■ TASK DIRECTIONS: Without the pictures, can you quote each line below exactly?
-=-=-=-=-
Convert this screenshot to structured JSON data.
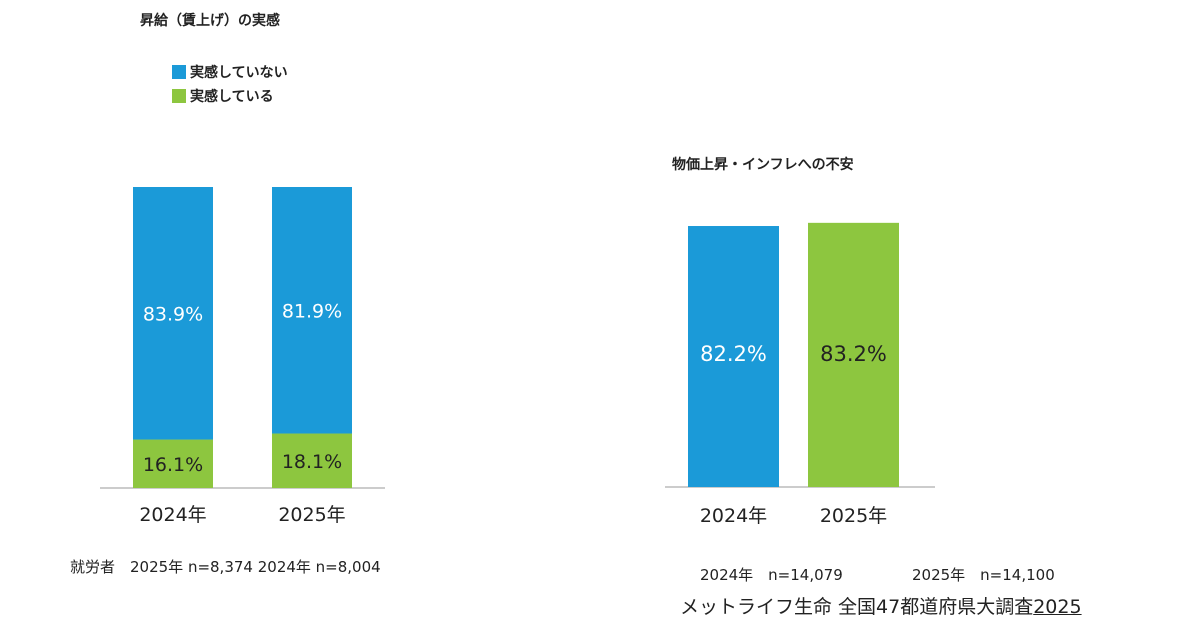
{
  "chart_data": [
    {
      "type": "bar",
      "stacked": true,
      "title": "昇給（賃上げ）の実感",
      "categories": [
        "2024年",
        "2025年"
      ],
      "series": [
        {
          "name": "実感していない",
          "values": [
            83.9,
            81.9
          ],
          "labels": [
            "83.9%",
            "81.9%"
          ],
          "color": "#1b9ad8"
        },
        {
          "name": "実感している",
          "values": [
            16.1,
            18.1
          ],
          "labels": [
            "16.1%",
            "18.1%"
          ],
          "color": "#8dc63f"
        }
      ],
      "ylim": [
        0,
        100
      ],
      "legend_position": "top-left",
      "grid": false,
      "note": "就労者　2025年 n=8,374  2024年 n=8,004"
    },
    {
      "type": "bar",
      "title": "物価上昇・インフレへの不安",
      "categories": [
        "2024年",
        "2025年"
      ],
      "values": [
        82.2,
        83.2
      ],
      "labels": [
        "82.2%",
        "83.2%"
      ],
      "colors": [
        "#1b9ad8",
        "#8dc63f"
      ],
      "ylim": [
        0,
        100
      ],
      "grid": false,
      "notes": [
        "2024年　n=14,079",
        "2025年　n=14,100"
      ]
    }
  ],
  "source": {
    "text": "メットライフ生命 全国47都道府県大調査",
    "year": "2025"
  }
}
-=-=-=-=-
■ FULL ANSWER:
Convert this screenshot to structured JSON data.
{
  "chart_data": [
    {
      "type": "bar",
      "stacked": true,
      "title": "昇給（賃上げ）の実感",
      "categories": [
        "2024年",
        "2025年"
      ],
      "series": [
        {
          "name": "実感していない",
          "values": [
            83.9,
            81.9
          ],
          "labels": [
            "83.9%",
            "81.9%"
          ],
          "color": "#1b9ad8"
        },
        {
          "name": "実感している",
          "values": [
            16.1,
            18.1
          ],
          "labels": [
            "16.1%",
            "18.1%"
          ],
          "color": "#8dc63f"
        }
      ],
      "ylim": [
        0,
        100
      ],
      "legend_position": "top-left",
      "grid": false,
      "note": "就労者　2025年 n=8,374  2024年 n=8,004"
    },
    {
      "type": "bar",
      "title": "物価上昇・インフレへの不安",
      "categories": [
        "2024年",
        "2025年"
      ],
      "values": [
        82.2,
        83.2
      ],
      "labels": [
        "82.2%",
        "83.2%"
      ],
      "colors": [
        "#1b9ad8",
        "#8dc63f"
      ],
      "ylim": [
        0,
        100
      ],
      "grid": false,
      "notes": [
        "2024年　n=14,079",
        "2025年　n=14,100"
      ]
    }
  ],
  "source": {
    "text": "メットライフ生命 全国47都道府県大調査",
    "year": "2025"
  }
}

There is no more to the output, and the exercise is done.